Instruction:
Reproduce the data exactly and drop any pictures it holds.

Records:
%%
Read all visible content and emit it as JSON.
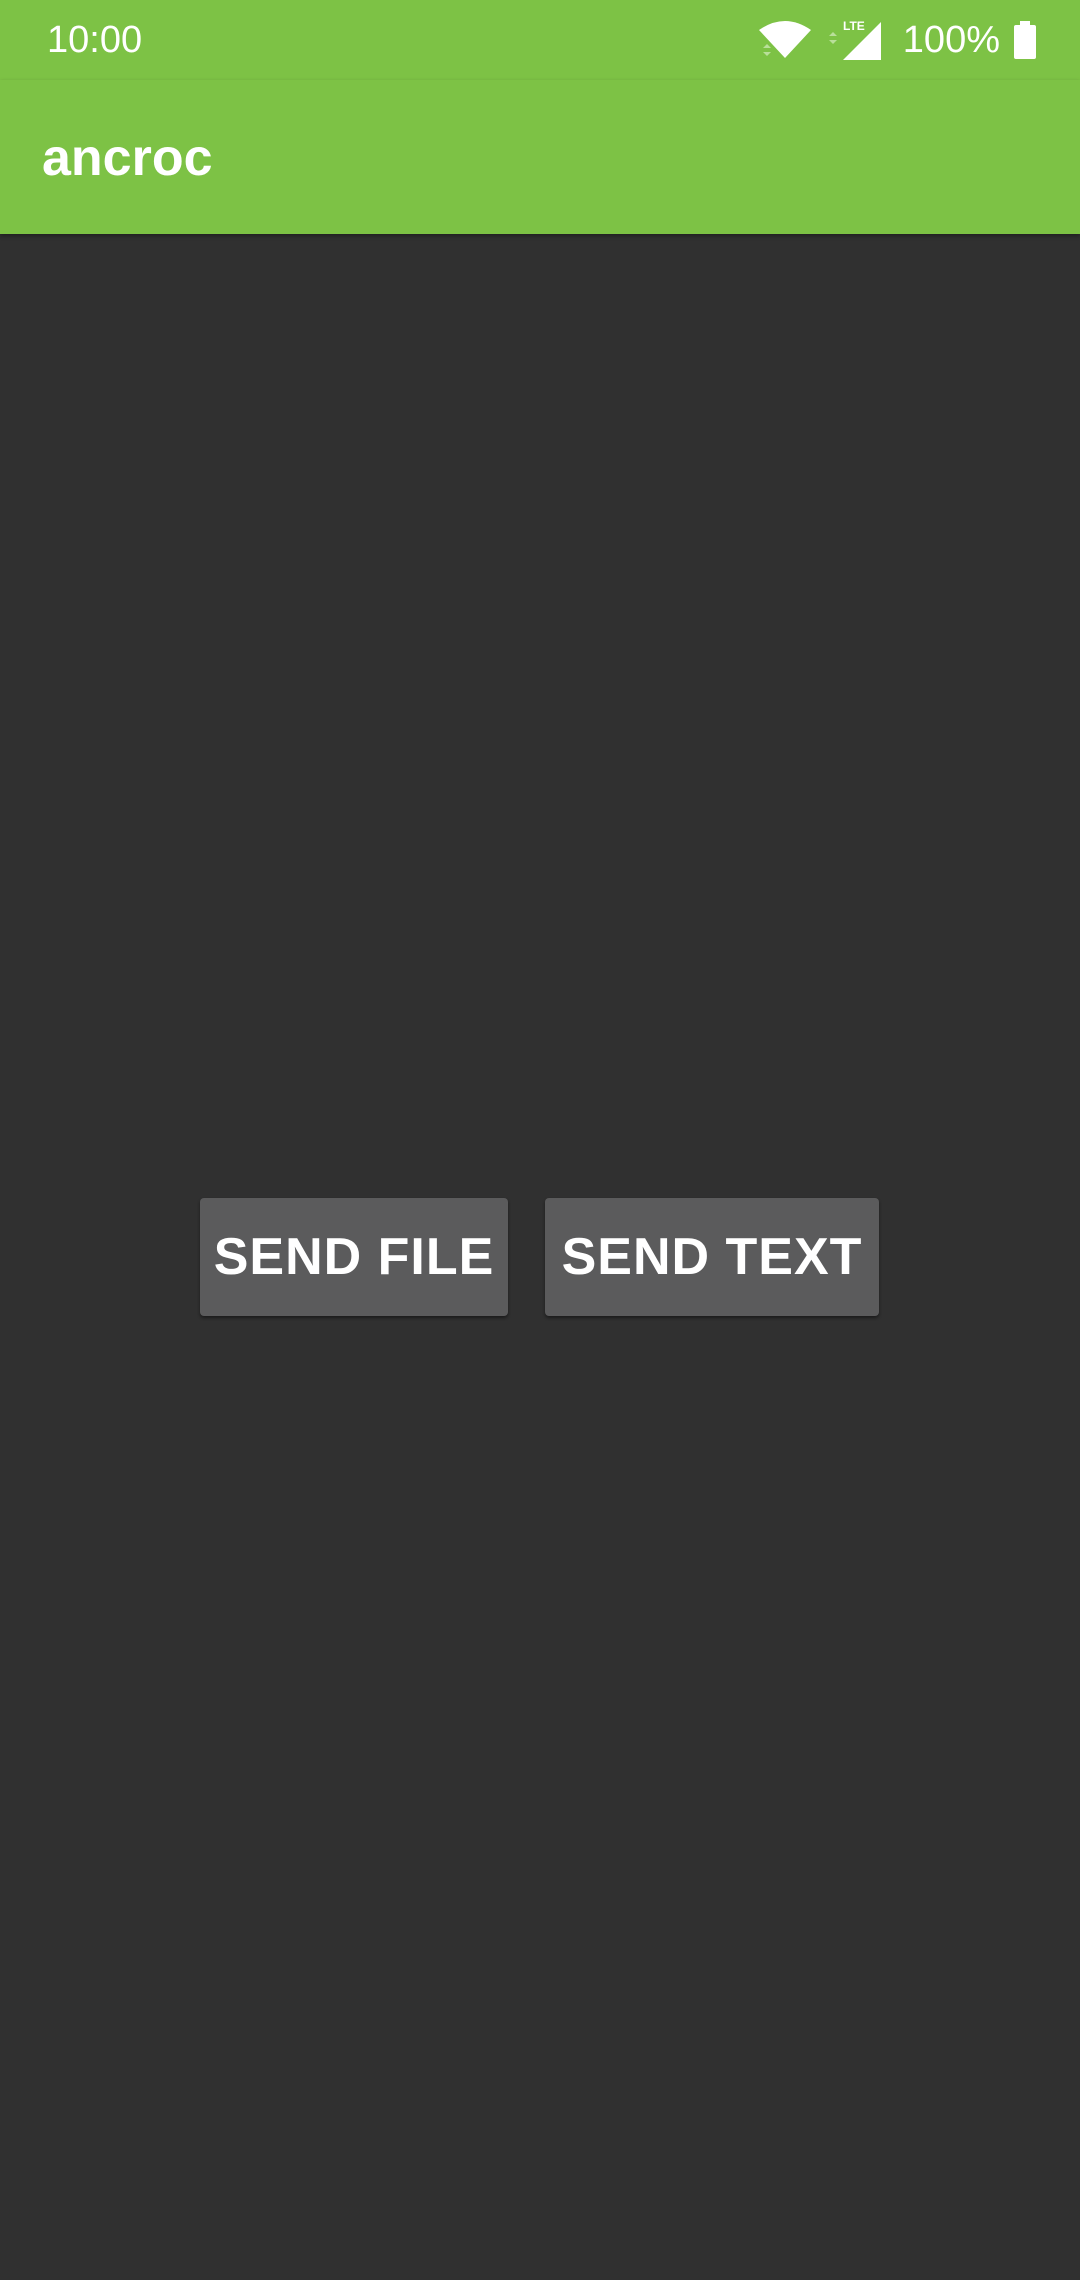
{
  "status_bar": {
    "time": "10:00",
    "network_label": "LTE",
    "battery": "100%",
    "icons": [
      "wifi-icon",
      "signal-icon",
      "battery-icon"
    ]
  },
  "toolbar": {
    "title": "ancroc"
  },
  "actions": {
    "send_file": "SEND FILE",
    "send_text": "SEND TEXT"
  },
  "colors": {
    "primary": "#7dc245",
    "background": "#303030",
    "button": "#5b5b5c",
    "text": "#ffffff"
  }
}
%%
Result below:
Read all visible content and emit it as JSON.
{
  "status_bar": {
    "time": "10:00",
    "network_label": "LTE",
    "battery": "100%",
    "icons": [
      "wifi-icon",
      "signal-icon",
      "battery-icon"
    ]
  },
  "toolbar": {
    "title": "ancroc"
  },
  "actions": {
    "send_file": "SEND FILE",
    "send_text": "SEND TEXT"
  },
  "colors": {
    "primary": "#7dc245",
    "background": "#303030",
    "button": "#5b5b5c",
    "text": "#ffffff"
  }
}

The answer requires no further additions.